SHORT PROBLEM: Are you able to quote each entry exactly as written?

# START OF SUPPLIED INFORMATION

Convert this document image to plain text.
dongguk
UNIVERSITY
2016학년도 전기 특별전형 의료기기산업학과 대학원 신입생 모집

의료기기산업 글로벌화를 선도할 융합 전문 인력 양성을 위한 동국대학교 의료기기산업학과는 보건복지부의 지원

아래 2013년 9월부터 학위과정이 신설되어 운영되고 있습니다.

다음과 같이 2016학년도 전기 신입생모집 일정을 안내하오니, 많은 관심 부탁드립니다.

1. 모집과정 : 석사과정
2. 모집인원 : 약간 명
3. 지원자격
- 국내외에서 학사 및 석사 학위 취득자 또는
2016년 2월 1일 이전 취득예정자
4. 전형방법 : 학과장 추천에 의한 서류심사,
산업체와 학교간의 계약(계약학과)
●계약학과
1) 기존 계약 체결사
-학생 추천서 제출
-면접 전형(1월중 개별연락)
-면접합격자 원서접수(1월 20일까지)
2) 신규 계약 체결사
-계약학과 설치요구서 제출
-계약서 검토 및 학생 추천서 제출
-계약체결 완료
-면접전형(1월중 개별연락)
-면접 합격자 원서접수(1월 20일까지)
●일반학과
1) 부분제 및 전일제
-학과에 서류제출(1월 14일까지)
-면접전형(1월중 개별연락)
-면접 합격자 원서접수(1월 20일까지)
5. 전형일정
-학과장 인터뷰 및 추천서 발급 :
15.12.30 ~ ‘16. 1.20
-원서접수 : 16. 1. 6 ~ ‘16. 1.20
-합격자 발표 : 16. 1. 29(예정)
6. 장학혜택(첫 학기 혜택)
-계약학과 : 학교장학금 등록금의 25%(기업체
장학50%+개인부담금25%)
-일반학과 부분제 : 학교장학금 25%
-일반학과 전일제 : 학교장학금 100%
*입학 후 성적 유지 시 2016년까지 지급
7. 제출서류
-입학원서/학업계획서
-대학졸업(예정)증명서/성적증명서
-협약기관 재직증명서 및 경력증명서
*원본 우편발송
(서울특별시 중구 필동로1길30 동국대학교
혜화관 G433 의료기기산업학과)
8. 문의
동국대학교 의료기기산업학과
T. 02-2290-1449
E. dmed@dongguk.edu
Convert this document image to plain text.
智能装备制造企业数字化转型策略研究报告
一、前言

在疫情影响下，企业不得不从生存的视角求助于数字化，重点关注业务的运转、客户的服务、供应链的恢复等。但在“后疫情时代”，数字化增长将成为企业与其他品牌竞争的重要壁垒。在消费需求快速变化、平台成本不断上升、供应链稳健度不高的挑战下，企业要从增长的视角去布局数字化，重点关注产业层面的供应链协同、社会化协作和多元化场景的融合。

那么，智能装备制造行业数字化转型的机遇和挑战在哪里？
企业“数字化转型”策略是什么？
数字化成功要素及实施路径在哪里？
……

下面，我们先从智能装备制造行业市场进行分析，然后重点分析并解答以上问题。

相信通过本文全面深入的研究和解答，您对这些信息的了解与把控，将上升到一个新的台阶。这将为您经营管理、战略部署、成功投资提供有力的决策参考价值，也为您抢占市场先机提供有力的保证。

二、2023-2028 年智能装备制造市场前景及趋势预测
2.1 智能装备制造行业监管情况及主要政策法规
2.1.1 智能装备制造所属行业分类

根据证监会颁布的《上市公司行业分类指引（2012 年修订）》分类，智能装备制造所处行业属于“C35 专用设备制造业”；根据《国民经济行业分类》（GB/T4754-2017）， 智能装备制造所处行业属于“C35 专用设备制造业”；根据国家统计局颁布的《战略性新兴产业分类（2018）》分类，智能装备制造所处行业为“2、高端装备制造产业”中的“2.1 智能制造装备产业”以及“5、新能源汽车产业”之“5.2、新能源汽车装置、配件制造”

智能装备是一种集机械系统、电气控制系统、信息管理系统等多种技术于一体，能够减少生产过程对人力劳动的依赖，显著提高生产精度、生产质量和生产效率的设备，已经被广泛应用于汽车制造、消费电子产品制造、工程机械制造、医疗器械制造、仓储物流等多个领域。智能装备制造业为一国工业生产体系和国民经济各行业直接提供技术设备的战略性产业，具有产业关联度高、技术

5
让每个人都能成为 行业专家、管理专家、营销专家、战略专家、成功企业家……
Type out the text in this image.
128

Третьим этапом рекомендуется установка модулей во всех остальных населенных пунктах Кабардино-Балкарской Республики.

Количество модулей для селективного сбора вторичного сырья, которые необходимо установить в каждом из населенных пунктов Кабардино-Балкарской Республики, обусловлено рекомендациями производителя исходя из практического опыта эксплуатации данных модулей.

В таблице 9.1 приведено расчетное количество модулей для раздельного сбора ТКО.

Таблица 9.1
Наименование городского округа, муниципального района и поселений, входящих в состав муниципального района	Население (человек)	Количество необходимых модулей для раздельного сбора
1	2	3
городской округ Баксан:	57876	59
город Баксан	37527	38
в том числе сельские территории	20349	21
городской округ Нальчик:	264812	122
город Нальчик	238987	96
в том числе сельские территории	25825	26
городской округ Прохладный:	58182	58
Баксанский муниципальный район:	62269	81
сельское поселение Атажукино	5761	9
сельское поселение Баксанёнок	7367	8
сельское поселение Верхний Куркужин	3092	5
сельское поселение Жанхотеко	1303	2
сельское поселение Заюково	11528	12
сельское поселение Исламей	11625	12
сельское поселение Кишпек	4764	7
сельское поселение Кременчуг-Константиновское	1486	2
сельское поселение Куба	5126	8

# END OF SUPPLIED INFORMATION

CORRECT RESULT:
Convert this document image to plain text.
dongguk
UNIVERSITY
2016학년도 전기 특별전형 의료기기산업학과 대학원 신입생 모집

의료기기산업 글로벌화를 선도할 융합 전문 인력 양성을 위한 동국대학교 의료기기산업학과는 보건복지부의 지원

아래 2013년 9월부터 학위과정이 신설되어 운영되고 있습니다.

다음과 같이 2016학년도 전기 신입생모집 일정을 안내하오니, 많은 관심 부탁드립니다.

1. 모집과정 : 석사과정
2. 모집인원 : 약간 명
3. 지원자격
- 국내외에서 학사 및 석사 학위 취득자 또는
2016년 2월 1일 이전 취득예정자
4. 전형방법 : 학과장 추천에 의한 서류심사,
산업체와 학교간의 계약(계약학과)
●계약학과
1) 기존 계약 체결사
-학생 추천서 제출
-면접 전형(1월중 개별연락)
-면접합격자 원서접수(1월 20일까지)
2) 신규 계약 체결사
-계약학과 설치요구서 제출
-계약서 검토 및 학생 추천서 제출
-계약체결 완료
-면접전형(1월중 개별연락)
-면접 합격자 원서접수(1월 20일까지)
●일반학과
1) 부분제 및 전일제
-학과에 서류제출(1월 14일까지)
-면접전형(1월중 개별연락)
-면접 합격자 원서접수(1월 20일까지)
5. 전형일정
-학과장 인터뷰 및 추천서 발급 :
15.12.30 ~ ‘16. 1.20
-원서접수 : 16. 1. 6 ~ ‘16. 1.20
-합격자 발표 : 16. 1. 29(예정)
6. 장학혜택(첫 학기 혜택)
-계약학과 : 학교장학금 등록금의 25%(기업체
장학50%+개인부담금25%)
-일반학과 부분제 : 학교장학금 25%
-일반학과 전일제 : 학교장학금 100%
*입학 후 성적 유지 시 2016년까지 지급
7. 제출서류
-입학원서/학업계획서
-대학졸업(예정)증명서/성적증명서
-협약기관 재직증명서 및 경력증명서
*원본 우편발송
(서울특별시 중구 필동로1길30 동국대학교
혜화관 G433 의료기기산업학과)
8. 문의
동국대학교 의료기기산업학과
T. 02-2290-1449
E. dmed@dongguk.edu
Convert this document image to plain text.
智能装备制造企业数字化转型策略研究报告
一、前言

在疫情影响下，企业不得不从生存的视角求助于数字化，重点关注业务的运转、客户的服务、供应链的恢复等。但在“后疫情时代”，数字化增长将成为企业与其他品牌竞争的重要壁垒。在消费需求快速变化、平台成本不断上升、供应链稳健度不高的挑战下，企业要从增长的视角去布局数字化，重点关注产业层面的供应链协同、社会化协作和多元化场景的融合。

那么，智能装备制造行业数字化转型的机遇和挑战在哪里？
企业“数字化转型”策略是什么？
数字化成功要素及实施路径在哪里？
……

下面，我们先从智能装备制造行业市场进行分析，然后重点分析并解答以上问题。

相信通过本文全面深入的研究和解答，您对这些信息的了解与把控，将上升到一个新的台阶。这将为您经营管理、战略部署、成功投资提供有力的决策参考价值，也为您抢占市场先机提供有力的保证。

二、2023-2028 年智能装备制造市场前景及趋势预测
2.1 智能装备制造行业监管情况及主要政策法规
2.1.1 智能装备制造所属行业分类

根据证监会颁布的《上市公司行业分类指引（2012 年修订）》分类，智能装备制造所处行业属于“C35 专用设备制造业”；根据《国民经济行业分类》（GB/T4754-2017）， 智能装备制造所处行业属于“C35 专用设备制造业”；根据国家统计局颁布的《战略性新兴产业分类（2018）》分类，智能装备制造所处行业为“2、高端装备制造产业”中的“2.1 智能制造装备产业”以及“5、新能源汽车产业”之“5.2、新能源汽车装置、配件制造”

智能装备是一种集机械系统、电气控制系统、信息管理系统等多种技术于一体，能够减少生产过程对人力劳动的依赖，显著提高生产精度、生产质量和生产效率的设备，已经被广泛应用于汽车制造、消费电子产品制造、工程机械制造、医疗器械制造、仓储物流等多个领域。智能装备制造业为一国工业生产体系和国民经济各行业直接提供技术设备的战略性产业，具有产业关联度高、技术

5
让每个人都能成为 行业专家、管理专家、营销专家、战略专家、成功企业家……
Type out the text in this image.
128

Третьим этапом рекомендуется установка модулей во всех остальных населенных пунктах Кабардино-Балкарской Республики.

Количество модулей для селективного сбора вторичного сырья, которые необходимо установить в каждом из населенных пунктов Кабардино-Балкарской Республики, обусловлено рекомендациями производителя исходя из практического опыта эксплуатации данных модулей.

В таблице 9.1 приведено расчетное количество модулей для раздельного сбора ТКО.

Таблица 9.1
Наименование городского округа, муниципального района и поселений, входящих в состав муниципального района	Население (человек)	Количество необходимых модулей для раздельного сбора
1	2	3
городской округ Баксан:	57876	59
город Баксан	37527	38
в том числе сельские территории	20349	21
городской округ Нальчик:	264812	122
город Нальчик	238987	96
в том числе сельские территории	25825	26
городской округ Прохладный:	58182	58
Баксанский муниципальный район:	62269	81
сельское поселение Атажукино	5761	9
сельское поселение Баксанёнок	7367	8
сельское поселение Верхний Куркужин	3092	5
сельское поселение Жанхотеко	1303	2
сельское поселение Заюково	11528	12
сельское поселение Исламей	11625	12
сельское поселение Кишпек	4764	7
сельское поселение Кременчуг-Константиновское	1486	2
сельское поселение Куба	5126	8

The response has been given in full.